• **WHAT THE TASK ASKS**
Locate each line in the records containing "fhould". Copy it.

• **EXTRACTED MATERIAL**
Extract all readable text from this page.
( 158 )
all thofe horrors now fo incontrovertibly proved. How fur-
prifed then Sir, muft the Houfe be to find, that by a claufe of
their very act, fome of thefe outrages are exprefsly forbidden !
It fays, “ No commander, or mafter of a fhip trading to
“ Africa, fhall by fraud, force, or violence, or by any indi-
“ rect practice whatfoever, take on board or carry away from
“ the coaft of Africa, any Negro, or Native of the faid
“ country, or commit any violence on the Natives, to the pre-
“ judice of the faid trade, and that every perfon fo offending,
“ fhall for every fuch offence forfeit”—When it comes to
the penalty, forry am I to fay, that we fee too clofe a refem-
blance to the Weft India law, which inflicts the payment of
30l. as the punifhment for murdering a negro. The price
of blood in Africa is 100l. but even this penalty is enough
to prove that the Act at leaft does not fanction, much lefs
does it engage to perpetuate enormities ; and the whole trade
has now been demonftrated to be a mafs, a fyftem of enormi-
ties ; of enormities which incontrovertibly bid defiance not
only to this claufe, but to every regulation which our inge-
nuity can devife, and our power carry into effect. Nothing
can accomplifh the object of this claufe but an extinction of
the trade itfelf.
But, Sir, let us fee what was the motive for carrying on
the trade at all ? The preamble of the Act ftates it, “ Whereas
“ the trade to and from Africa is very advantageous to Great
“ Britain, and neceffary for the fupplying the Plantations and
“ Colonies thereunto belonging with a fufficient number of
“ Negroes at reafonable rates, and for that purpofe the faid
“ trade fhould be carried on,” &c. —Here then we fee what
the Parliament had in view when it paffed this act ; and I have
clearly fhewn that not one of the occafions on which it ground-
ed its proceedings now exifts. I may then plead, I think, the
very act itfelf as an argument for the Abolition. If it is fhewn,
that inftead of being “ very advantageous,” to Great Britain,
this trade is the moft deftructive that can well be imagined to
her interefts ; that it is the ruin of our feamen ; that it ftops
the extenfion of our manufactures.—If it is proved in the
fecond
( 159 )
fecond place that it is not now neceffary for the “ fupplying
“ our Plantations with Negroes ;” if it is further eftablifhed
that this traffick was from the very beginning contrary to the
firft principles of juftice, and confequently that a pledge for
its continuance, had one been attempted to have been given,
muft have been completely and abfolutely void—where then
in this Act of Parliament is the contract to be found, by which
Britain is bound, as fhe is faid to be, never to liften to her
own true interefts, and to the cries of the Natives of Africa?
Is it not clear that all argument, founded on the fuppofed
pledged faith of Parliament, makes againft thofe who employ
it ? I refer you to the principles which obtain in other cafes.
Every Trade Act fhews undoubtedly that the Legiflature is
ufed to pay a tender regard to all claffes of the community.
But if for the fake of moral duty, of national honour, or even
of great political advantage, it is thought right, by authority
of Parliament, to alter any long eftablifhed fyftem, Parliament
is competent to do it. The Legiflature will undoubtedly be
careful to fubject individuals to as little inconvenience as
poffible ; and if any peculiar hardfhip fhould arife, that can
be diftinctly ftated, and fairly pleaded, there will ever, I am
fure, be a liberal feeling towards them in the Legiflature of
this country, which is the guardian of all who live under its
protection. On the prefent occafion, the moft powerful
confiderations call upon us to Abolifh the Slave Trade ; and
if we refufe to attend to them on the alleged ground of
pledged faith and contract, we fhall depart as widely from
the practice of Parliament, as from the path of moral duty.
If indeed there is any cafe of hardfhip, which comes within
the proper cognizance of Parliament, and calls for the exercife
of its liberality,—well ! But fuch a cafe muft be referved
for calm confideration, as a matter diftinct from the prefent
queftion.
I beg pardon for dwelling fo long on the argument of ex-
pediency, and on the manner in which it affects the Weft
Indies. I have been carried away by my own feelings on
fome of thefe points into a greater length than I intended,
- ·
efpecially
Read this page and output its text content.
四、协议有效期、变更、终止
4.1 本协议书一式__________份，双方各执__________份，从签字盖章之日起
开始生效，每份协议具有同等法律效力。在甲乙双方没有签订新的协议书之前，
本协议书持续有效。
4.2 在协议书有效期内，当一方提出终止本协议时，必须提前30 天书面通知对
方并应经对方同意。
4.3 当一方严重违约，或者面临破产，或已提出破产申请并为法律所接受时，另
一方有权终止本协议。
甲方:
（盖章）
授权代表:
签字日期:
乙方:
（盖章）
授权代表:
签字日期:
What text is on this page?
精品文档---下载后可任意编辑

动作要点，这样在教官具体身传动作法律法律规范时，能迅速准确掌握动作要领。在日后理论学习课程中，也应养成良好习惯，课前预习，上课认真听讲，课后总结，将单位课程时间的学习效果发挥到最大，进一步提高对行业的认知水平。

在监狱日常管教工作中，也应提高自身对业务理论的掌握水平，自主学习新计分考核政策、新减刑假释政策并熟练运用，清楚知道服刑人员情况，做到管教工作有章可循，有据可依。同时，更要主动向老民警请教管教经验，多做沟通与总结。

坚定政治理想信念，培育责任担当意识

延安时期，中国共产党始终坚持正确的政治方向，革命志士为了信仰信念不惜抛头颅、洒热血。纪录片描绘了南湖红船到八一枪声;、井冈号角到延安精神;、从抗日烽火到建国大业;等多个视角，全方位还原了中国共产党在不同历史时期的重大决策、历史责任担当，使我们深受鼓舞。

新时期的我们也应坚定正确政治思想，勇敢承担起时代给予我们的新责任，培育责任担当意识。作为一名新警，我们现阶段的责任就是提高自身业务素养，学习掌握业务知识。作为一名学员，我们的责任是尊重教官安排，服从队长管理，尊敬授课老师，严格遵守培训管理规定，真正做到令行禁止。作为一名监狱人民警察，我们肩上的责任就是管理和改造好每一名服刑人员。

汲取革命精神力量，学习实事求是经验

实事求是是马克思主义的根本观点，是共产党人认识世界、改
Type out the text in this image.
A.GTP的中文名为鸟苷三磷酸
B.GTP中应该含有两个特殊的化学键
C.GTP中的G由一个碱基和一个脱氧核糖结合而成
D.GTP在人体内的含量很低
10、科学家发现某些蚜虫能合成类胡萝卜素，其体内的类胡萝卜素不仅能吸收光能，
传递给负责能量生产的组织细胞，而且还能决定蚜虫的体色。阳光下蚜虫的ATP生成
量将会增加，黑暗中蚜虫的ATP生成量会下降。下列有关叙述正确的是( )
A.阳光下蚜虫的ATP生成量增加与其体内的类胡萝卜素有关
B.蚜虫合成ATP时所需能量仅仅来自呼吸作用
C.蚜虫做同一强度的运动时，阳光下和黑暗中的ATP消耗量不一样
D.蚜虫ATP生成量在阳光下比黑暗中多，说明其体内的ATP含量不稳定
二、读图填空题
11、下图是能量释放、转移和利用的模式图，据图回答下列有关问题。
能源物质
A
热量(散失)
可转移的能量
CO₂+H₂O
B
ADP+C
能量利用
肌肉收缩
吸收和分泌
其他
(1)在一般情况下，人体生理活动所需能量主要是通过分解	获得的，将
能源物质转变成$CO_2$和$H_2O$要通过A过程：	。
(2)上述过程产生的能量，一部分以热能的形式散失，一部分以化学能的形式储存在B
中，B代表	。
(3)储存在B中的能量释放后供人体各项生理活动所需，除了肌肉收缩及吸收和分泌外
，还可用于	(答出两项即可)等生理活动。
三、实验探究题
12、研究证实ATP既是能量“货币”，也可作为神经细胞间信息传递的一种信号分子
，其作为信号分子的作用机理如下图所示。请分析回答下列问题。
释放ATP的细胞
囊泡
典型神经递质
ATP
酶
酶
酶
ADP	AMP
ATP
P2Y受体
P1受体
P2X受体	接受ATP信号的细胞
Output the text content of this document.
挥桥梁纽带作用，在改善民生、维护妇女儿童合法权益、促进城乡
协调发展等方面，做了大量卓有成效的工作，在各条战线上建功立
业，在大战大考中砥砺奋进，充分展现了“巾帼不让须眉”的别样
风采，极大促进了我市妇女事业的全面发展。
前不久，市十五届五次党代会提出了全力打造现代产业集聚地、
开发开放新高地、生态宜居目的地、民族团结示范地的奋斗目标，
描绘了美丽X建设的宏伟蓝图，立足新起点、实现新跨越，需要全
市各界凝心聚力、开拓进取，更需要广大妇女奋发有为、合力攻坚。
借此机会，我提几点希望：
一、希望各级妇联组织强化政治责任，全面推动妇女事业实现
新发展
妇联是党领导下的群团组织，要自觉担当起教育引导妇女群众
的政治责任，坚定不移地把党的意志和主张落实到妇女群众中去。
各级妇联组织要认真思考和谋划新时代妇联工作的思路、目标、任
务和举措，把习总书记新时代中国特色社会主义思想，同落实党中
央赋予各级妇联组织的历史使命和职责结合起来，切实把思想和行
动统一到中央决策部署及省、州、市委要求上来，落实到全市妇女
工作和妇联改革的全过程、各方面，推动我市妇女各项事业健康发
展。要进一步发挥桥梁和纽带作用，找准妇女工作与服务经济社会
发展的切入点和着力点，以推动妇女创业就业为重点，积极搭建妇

• **TASK RESPONSE**
“ trade fhould be carried on,” &c. —Here then we fee what
poffible ; and if any peculiar hardfhip fhould arife, that can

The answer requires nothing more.